What is expected:
Copy each line of the listing below exactly.

The data:
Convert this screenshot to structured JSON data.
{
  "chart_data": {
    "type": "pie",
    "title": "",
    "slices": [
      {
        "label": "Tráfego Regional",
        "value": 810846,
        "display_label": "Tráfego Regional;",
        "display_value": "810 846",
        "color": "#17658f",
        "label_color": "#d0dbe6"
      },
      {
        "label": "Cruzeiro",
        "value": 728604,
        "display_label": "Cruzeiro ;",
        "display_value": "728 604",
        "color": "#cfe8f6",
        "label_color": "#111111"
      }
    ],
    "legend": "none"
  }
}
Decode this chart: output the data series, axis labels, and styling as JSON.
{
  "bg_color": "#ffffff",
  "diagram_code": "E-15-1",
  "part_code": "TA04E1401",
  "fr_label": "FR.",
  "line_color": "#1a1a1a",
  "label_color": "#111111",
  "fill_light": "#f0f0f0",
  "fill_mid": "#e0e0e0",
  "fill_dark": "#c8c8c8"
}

Complete output:
Convert this screenshot to structured JSON data.
{
  "chart_data": {
    "type": "pie",
    "title": "",
    "slices": [
      {
        "label": "Tráfego Regional",
        "value": 810846,
        "display_label": "Tráfego Regional;",
        "display_value": "810 846",
        "color": "#17658f",
        "label_color": "#d0dbe6"
      },
      {
        "label": "Cruzeiro",
        "value": 728604,
        "display_label": "Cruzeiro ;",
        "display_value": "728 604",
        "color": "#cfe8f6",
        "label_color": "#111111"
      }
    ],
    "legend": "none"
  }
}
Decode this chart: output the data series, axis labels, and styling as JSON.
{
  "bg_color": "#ffffff",
  "diagram_code": "E-15-1",
  "part_code": "TA04E1401",
  "fr_label": "FR.",
  "line_color": "#1a1a1a",
  "label_color": "#111111",
  "fill_light": "#f0f0f0",
  "fill_mid": "#e0e0e0",
  "fill_dark": "#c8c8c8"
}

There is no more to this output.